━━━ Data
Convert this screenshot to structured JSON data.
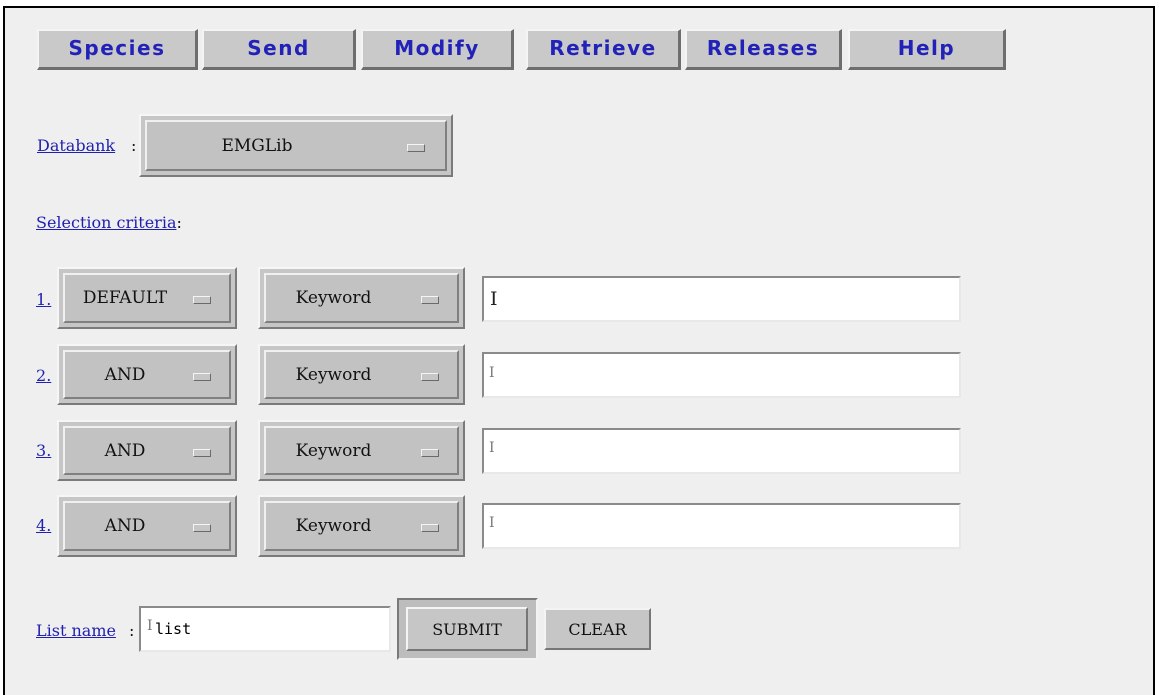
{
  "nav": {
    "buttons": [
      "Species",
      "Send",
      "Modify",
      "Retrieve",
      "Releases",
      "Help"
    ]
  },
  "databank": {
    "label": "Databank",
    "colon": ":",
    "selected": "EMGLib"
  },
  "selection": {
    "label": "Selection criteria",
    "colon": ":",
    "rows": [
      {
        "number": "1",
        "dot": ".",
        "operator": "DEFAULT",
        "field": "Keyword",
        "value": ""
      },
      {
        "number": "2",
        "dot": ".",
        "operator": "AND",
        "field": "Keyword",
        "value": ""
      },
      {
        "number": "3",
        "dot": ".",
        "operator": "AND",
        "field": "Keyword",
        "value": ""
      },
      {
        "number": "4",
        "dot": ".",
        "operator": "AND",
        "field": "Keyword",
        "value": ""
      }
    ]
  },
  "list": {
    "label": "List name",
    "colon": ":",
    "value": "list"
  },
  "actions": {
    "submit": "SUBMIT",
    "clear": "CLEAR"
  }
}
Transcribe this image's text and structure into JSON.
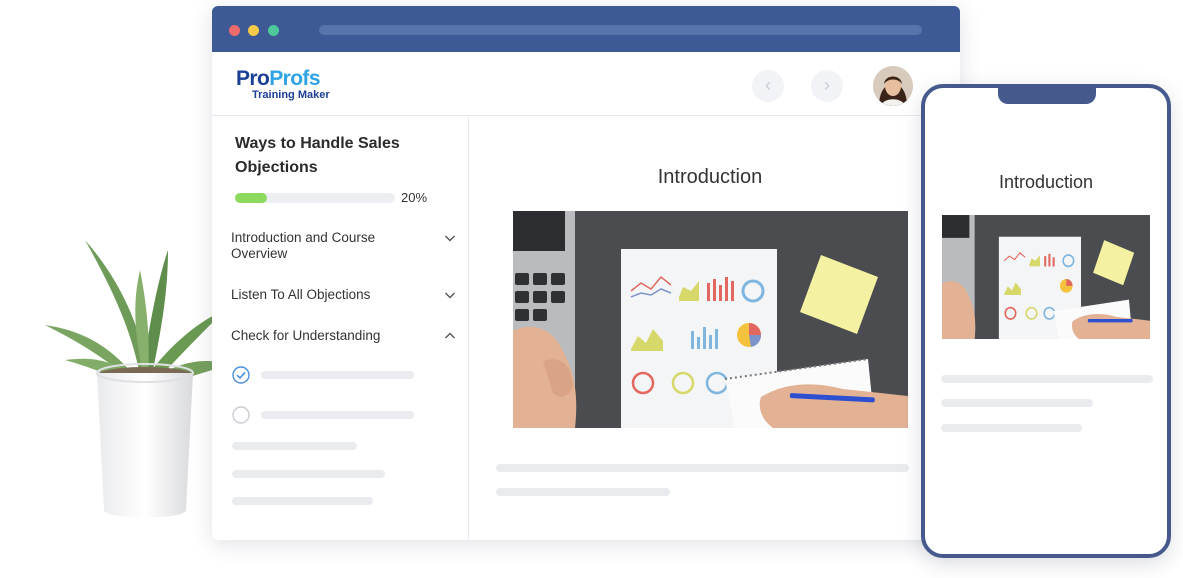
{
  "brand": {
    "name_part1": "Pro",
    "name_part2": "Profs",
    "product": "Training Maker"
  },
  "course": {
    "title": "Ways to Handle Sales Objections",
    "progress_percent": 20,
    "progress_label": "20%",
    "sections": [
      {
        "label": "Introduction and Course Overview",
        "expanded": false,
        "chevron": "chevron-down-icon"
      },
      {
        "label": "Listen To All Objections",
        "expanded": false,
        "chevron": "chevron-down-icon"
      },
      {
        "label": "Check for Understanding",
        "expanded": true,
        "chevron": "chevron-up-icon"
      }
    ],
    "lessons": [
      {
        "completed": true
      },
      {
        "completed": false
      }
    ]
  },
  "content": {
    "title": "Introduction"
  },
  "mobile": {
    "title": "Introduction"
  },
  "colors": {
    "titlebar": "#3d5a96",
    "brand_blue": "#1a3f95",
    "brand_accent": "#2fa3e6",
    "progress": "#8bd95d",
    "phone_frame": "#45598c",
    "check": "#4a90d9"
  }
}
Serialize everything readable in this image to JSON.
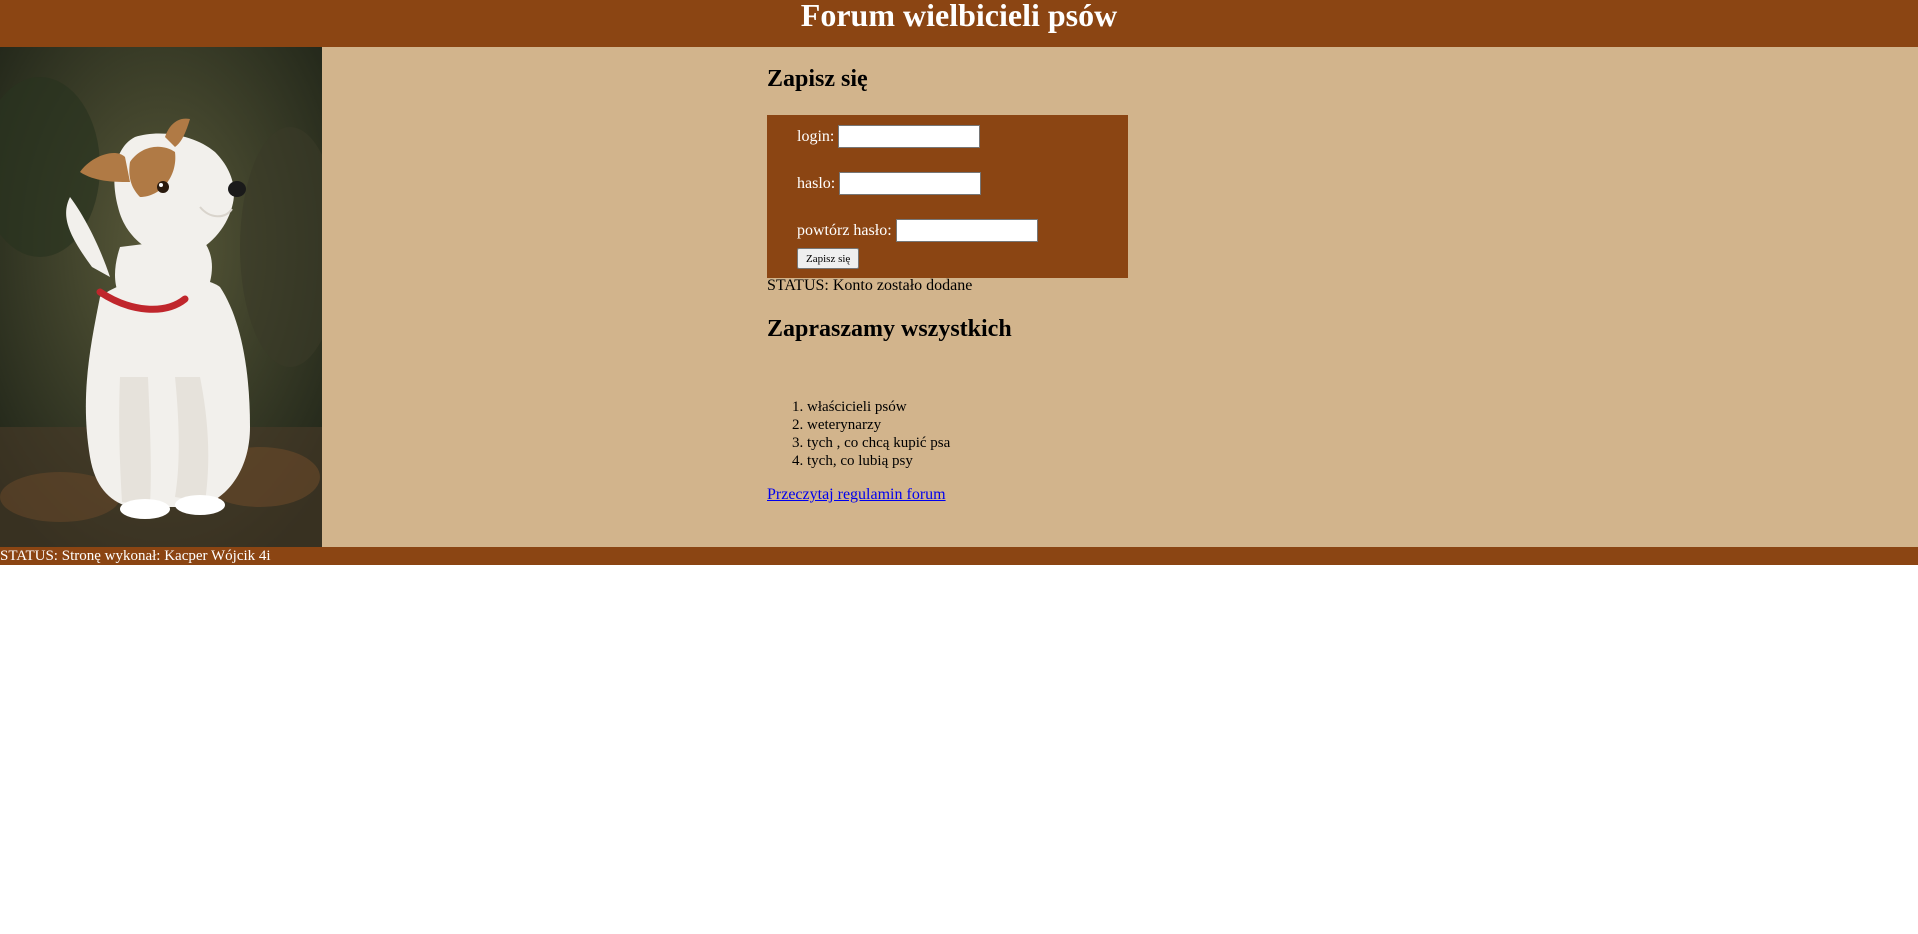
{
  "banner": {
    "title": "Forum wielbicieli psów"
  },
  "photo": {
    "icon": "dog-photo",
    "colors": {
      "background": "#3d3a28",
      "fur": "#f2f0ec",
      "tan": "#b07a45",
      "collar": "#c0262c"
    }
  },
  "signup": {
    "heading": "Zapisz się",
    "login_label": "login:",
    "login_value": "",
    "password_label": "haslo:",
    "password_value": "",
    "repeat_label": "powtórz hasło:",
    "repeat_value": "",
    "submit_label": "Zapisz się"
  },
  "status": {
    "message": "STATUS: Konto zostało dodane"
  },
  "welcome": {
    "heading": "Zapraszamy wszystkich",
    "items": [
      "właścicieli psów",
      "weterynarzy",
      "tych , co chcą kupić psa",
      "tych, co lubią psy"
    ],
    "link_label": "Przeczytaj regulamin forum"
  },
  "footer": {
    "text": "STATUS: Stronę wykonał: Kacper Wójcik 4i"
  },
  "colors": {
    "brown": "#8b4513",
    "tan": "#d2b48c",
    "link": "#0000ee"
  }
}
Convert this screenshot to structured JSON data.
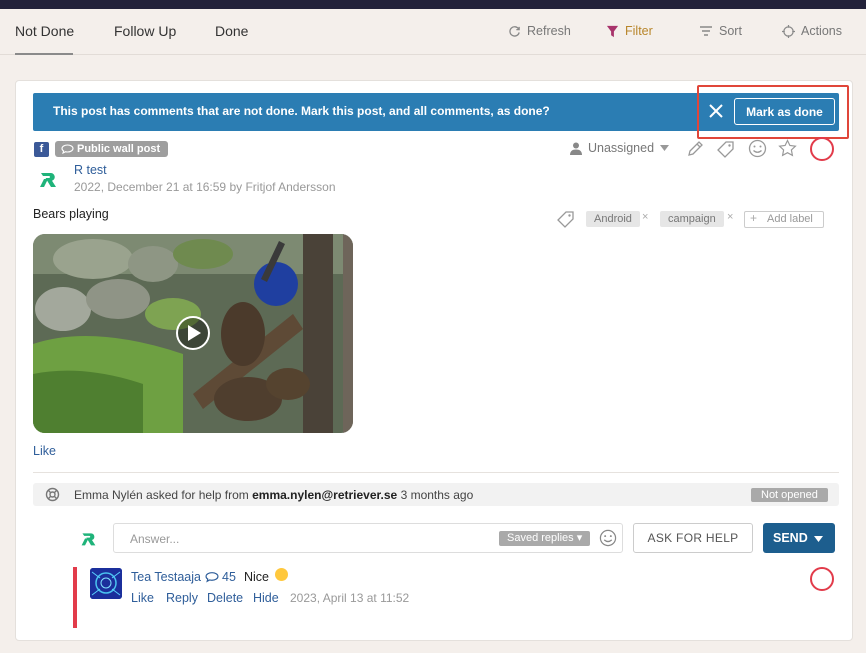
{
  "tabs": [
    {
      "label": "Not Done",
      "active": true
    },
    {
      "label": "Follow Up"
    },
    {
      "label": "Done"
    }
  ],
  "toolbar": {
    "refresh_label": "Refresh",
    "filter_label": "Filter",
    "sort_label": "Sort",
    "actions_label": "Actions"
  },
  "banner": {
    "message": "This post has comments that are not done. Mark this post, and all comments, as done?",
    "mark_done_label": "Mark as done"
  },
  "post": {
    "source_icon": "f",
    "tag": "Public wall post",
    "assignee": "Unassigned",
    "author": "R test",
    "meta": "2022, December 21 at 16:59 by Fritjof Andersson",
    "text": "Bears playing",
    "labels": [
      "Android",
      "campaign"
    ],
    "add_label": "Add label",
    "like_label": "Like"
  },
  "help_request": {
    "requester": "Emma Nylén",
    "middle": "asked for help from",
    "email": "emma.nylen@retriever.se",
    "when": "3 months ago",
    "status": "Not opened"
  },
  "reply_box": {
    "placeholder": "Answer...",
    "saved_replies": "Saved replies",
    "ask_for_help": "ASK FOR HELP",
    "send": "SEND"
  },
  "comment": {
    "author": "Tea Testaaja",
    "count": "45",
    "text": "Nice",
    "actions": [
      "Like",
      "Reply",
      "Delete",
      "Hide"
    ],
    "date": "2023, April 13 at 11:52"
  },
  "colors": {
    "banner": "#2b7db3",
    "accent_red": "#e23b4a",
    "link": "#2f5e9a",
    "filter": "#b8862b",
    "send": "#1d5e8e"
  }
}
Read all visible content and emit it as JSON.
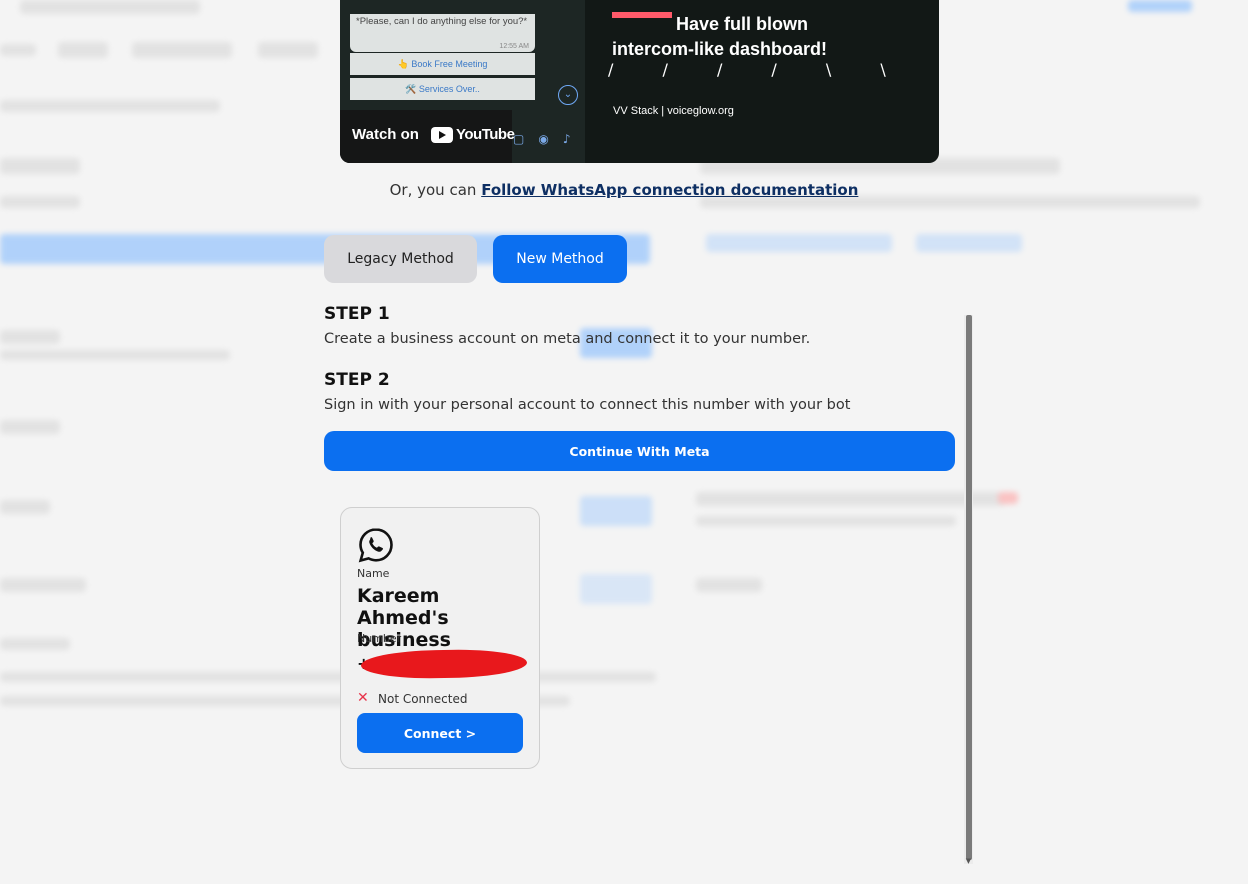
{
  "video": {
    "chat_message": "*Please, can I do anything else for you?*",
    "chat_time": "12:55 AM",
    "reply_1": "👆 Book Free Meeting",
    "reply_2": "🛠️ Services Over..",
    "watch_label": "Watch on",
    "youtube_label": "YouTube",
    "headline_line1": "Have full blown",
    "headline_line2": "intercom-like dashboard!",
    "byline": "VV Stack | voiceglow.org"
  },
  "follow": {
    "prefix": "Or, you can",
    "link": "Follow WhatsApp connection documentation"
  },
  "methods": {
    "legacy": "Legacy Method",
    "new": "New Method"
  },
  "steps": [
    {
      "title": "STEP 1",
      "desc": "Create a business account on meta and connect it to your number."
    },
    {
      "title": "STEP 2",
      "desc": "Sign in with your personal account to connect this number with your bot"
    }
  ],
  "continue_button": "Continue With Meta",
  "card": {
    "icon": "whatsapp-icon",
    "name_label": "Name",
    "name_value": "Kareem Ahmed's business",
    "number_label": "Number",
    "status": "Not Connected",
    "connect_button": "Connect >"
  },
  "colors": {
    "primary": "#0b6ff0",
    "link": "#0e2f63",
    "error": "#e8334a",
    "redaction": "#e8181c"
  }
}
━━━━━━
[Written request]:
Without the pictures, restate each entry exactly.

[Answer to this exercise]:
Convert this screenshot to structured JSON data.
{
  "nav": {
    "buttons": [
      "Species",
      "Send",
      "Modify",
      "Retrieve",
      "Releases",
      "Help"
    ]
  },
  "databank": {
    "label": "Databank",
    "colon": ":",
    "selected": "EMGLib"
  },
  "selection": {
    "label": "Selection criteria",
    "colon": ":",
    "rows": [
      {
        "number": "1",
        "dot": ".",
        "operator": "DEFAULT",
        "field": "Keyword",
        "value": ""
      },
      {
        "number": "2",
        "dot": ".",
        "operator": "AND",
        "field": "Keyword",
        "value": ""
      },
      {
        "number": "3",
        "dot": ".",
        "operator": "AND",
        "field": "Keyword",
        "value": ""
      },
      {
        "number": "4",
        "dot": ".",
        "operator": "AND",
        "field": "Keyword",
        "value": ""
      }
    ]
  },
  "list": {
    "label": "List name",
    "colon": ":",
    "value": "list"
  },
  "actions": {
    "submit": "SUBMIT",
    "clear": "CLEAR"
  }
}
Transcribe this image's text and structure into JSON.
{
  "brand": {
    "name_part1": "Pro",
    "name_part2": "Profs",
    "product": "Training Maker"
  },
  "course": {
    "title": "Ways to Handle Sales Objections",
    "progress_percent": 20,
    "progress_label": "20%",
    "sections": [
      {
        "label": "Introduction and Course Overview",
        "expanded": false,
        "chevron": "chevron-down-icon"
      },
      {
        "label": "Listen To All Objections",
        "expanded": false,
        "chevron": "chevron-down-icon"
      },
      {
        "label": "Check for Understanding",
        "expanded": true,
        "chevron": "chevron-up-icon"
      }
    ],
    "lessons": [
      {
        "completed": true
      },
      {
        "completed": false
      }
    ]
  },
  "content": {
    "title": "Introduction"
  },
  "mobile": {
    "title": "Introduction"
  },
  "colors": {
    "titlebar": "#3d5a96",
    "brand_blue": "#1a3f95",
    "brand_accent": "#2fa3e6",
    "progress": "#8bd95d",
    "phone_frame": "#45598c",
    "check": "#4a90d9"
  }
}
Serialize everything readable in this image to JSON.
{
  "banner": {
    "title": "Forum wielbicieli psów"
  },
  "photo": {
    "icon": "dog-photo",
    "colors": {
      "background": "#3d3a28",
      "fur": "#f2f0ec",
      "tan": "#b07a45",
      "collar": "#c0262c"
    }
  },
  "signup": {
    "heading": "Zapisz się",
    "login_label": "login:",
    "login_value": "",
    "password_label": "haslo:",
    "password_value": "",
    "repeat_label": "powtórz hasło:",
    "repeat_value": "",
    "submit_label": "Zapisz się"
  },
  "status": {
    "message": "STATUS: Konto zostało dodane"
  },
  "welcome": {
    "heading": "Zapraszamy wszystkich",
    "items": [
      "właścicieli psów",
      "weterynarzy",
      "tych , co chcą kupić psa",
      "tych, co lubią psy"
    ],
    "link_label": "Przeczytaj regulamin forum"
  },
  "footer": {
    "text": "STATUS: Stronę wykonał: Kacper Wójcik 4i"
  },
  "colors": {
    "brown": "#8b4513",
    "tan": "#d2b48c",
    "link": "#0000ee"
  }
}
Convert this screenshot to structured JSON data.
{
  "tabs": [
    {
      "label": "Not Done",
      "active": true
    },
    {
      "label": "Follow Up"
    },
    {
      "label": "Done"
    }
  ],
  "toolbar": {
    "refresh_label": "Refresh",
    "filter_label": "Filter",
    "sort_label": "Sort",
    "actions_label": "Actions"
  },
  "banner": {
    "message": "This post has comments that are not done. Mark this post, and all comments, as done?",
    "mark_done_label": "Mark as done"
  },
  "post": {
    "source_icon": "f",
    "tag": "Public wall post",
    "assignee": "Unassigned",
    "author": "R test",
    "meta": "2022, December 21 at 16:59 by Fritjof Andersson",
    "text": "Bears playing",
    "labels": [
      "Android",
      "campaign"
    ],
    "add_label": "Add label",
    "like_label": "Like"
  },
  "help_request": {
    "requester": "Emma Nylén",
    "middle": "asked for help from",
    "email": "emma.nylen@retriever.se",
    "when": "3 months ago",
    "status": "Not opened"
  },
  "reply_box": {
    "placeholder": "Answer...",
    "saved_replies": "Saved replies",
    "ask_for_help": "ASK FOR HELP",
    "send": "SEND"
  },
  "comment": {
    "author": "Tea Testaaja",
    "count": "45",
    "text": "Nice",
    "actions": [
      "Like",
      "Reply",
      "Delete",
      "Hide"
    ],
    "date": "2023, April 13 at 11:52"
  },
  "colors": {
    "banner": "#2b7db3",
    "accent_red": "#e23b4a",
    "link": "#2f5e9a",
    "filter": "#b8862b",
    "send": "#1d5e8e"
  }
}
Read all visible content and emit it as JSON.
{
  "video": {
    "chat_message": "*Please, can I do anything else for you?*",
    "chat_time": "12:55 AM",
    "reply_1": "👆 Book Free Meeting",
    "reply_2": "🛠️ Services Over..",
    "watch_label": "Watch on",
    "youtube_label": "YouTube",
    "headline_line1": "Have full blown",
    "headline_line2": "intercom-like dashboard!",
    "byline": "VV Stack | voiceglow.org"
  },
  "follow": {
    "prefix": "Or, you can",
    "link": "Follow WhatsApp connection documentation"
  },
  "methods": {
    "legacy": "Legacy Method",
    "new": "New Method"
  },
  "steps": [
    {
      "title": "STEP 1",
      "desc": "Create a business account on meta and connect it to your number."
    },
    {
      "title": "STEP 2",
      "desc": "Sign in with your personal account to connect this number with your bot"
    }
  ],
  "continue_button": "Continue With Meta",
  "card": {
    "icon": "whatsapp-icon",
    "name_label": "Name",
    "name_value": "Kareem Ahmed's business",
    "number_label": "Number",
    "status": "Not Connected",
    "connect_button": "Connect >"
  },
  "colors": {
    "primary": "#0b6ff0",
    "link": "#0e2f63",
    "error": "#e8334a",
    "redaction": "#e8181c"
  }
}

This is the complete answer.